» **YOUR TASK**: Write out the records below once more, exactly as they stand.

» **RECORDS SUPPLIED**:
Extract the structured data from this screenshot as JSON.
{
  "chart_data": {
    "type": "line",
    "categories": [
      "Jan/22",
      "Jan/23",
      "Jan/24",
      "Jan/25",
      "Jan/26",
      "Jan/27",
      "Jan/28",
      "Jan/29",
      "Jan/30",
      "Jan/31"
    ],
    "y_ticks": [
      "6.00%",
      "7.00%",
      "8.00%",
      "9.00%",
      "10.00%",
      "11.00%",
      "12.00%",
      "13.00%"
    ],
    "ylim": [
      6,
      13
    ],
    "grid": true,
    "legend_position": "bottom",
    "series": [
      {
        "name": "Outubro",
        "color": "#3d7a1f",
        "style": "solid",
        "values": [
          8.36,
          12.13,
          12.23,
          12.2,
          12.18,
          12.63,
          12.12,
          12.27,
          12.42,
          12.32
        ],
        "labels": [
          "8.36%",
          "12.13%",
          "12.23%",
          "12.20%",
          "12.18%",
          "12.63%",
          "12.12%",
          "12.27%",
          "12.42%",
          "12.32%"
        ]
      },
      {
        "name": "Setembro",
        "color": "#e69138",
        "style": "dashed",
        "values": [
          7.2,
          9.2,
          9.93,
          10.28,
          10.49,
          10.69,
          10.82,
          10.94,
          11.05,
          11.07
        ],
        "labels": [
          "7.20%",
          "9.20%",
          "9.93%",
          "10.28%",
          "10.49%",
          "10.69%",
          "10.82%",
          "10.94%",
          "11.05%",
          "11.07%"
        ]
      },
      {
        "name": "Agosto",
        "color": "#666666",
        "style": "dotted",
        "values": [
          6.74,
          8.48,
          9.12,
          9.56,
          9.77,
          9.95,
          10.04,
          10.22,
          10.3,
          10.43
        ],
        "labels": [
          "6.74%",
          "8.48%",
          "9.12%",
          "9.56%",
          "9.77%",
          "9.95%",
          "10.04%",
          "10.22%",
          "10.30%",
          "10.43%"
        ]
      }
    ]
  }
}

» **WRITTEN RESPONSE**:
Extract the structured data from this screenshot as JSON.
{
  "chart_data": {
    "type": "line",
    "categories": [
      "Jan/22",
      "Jan/23",
      "Jan/24",
      "Jan/25",
      "Jan/26",
      "Jan/27",
      "Jan/28",
      "Jan/29",
      "Jan/30",
      "Jan/31"
    ],
    "y_ticks": [
      "6.00%",
      "7.00%",
      "8.00%",
      "9.00%",
      "10.00%",
      "11.00%",
      "12.00%",
      "13.00%"
    ],
    "ylim": [
      6,
      13
    ],
    "grid": true,
    "legend_position": "bottom",
    "series": [
      {
        "name": "Outubro",
        "color": "#3d7a1f",
        "style": "solid",
        "values": [
          8.36,
          12.13,
          12.23,
          12.2,
          12.18,
          12.63,
          12.12,
          12.27,
          12.42,
          12.32
        ],
        "labels": [
          "8.36%",
          "12.13%",
          "12.23%",
          "12.20%",
          "12.18%",
          "12.63%",
          "12.12%",
          "12.27%",
          "12.42%",
          "12.32%"
        ]
      },
      {
        "name": "Setembro",
        "color": "#e69138",
        "style": "dashed",
        "values": [
          7.2,
          9.2,
          9.93,
          10.28,
          10.49,
          10.69,
          10.82,
          10.94,
          11.05,
          11.07
        ],
        "labels": [
          "7.20%",
          "9.20%",
          "9.93%",
          "10.28%",
          "10.49%",
          "10.69%",
          "10.82%",
          "10.94%",
          "11.05%",
          "11.07%"
        ]
      },
      {
        "name": "Agosto",
        "color": "#666666",
        "style": "dotted",
        "values": [
          6.74,
          8.48,
          9.12,
          9.56,
          9.77,
          9.95,
          10.04,
          10.22,
          10.3,
          10.43
        ],
        "labels": [
          "6.74%",
          "8.48%",
          "9.12%",
          "9.56%",
          "9.77%",
          "9.95%",
          "10.04%",
          "10.22%",
          "10.30%",
          "10.43%"
        ]
      }
    ]
  }
}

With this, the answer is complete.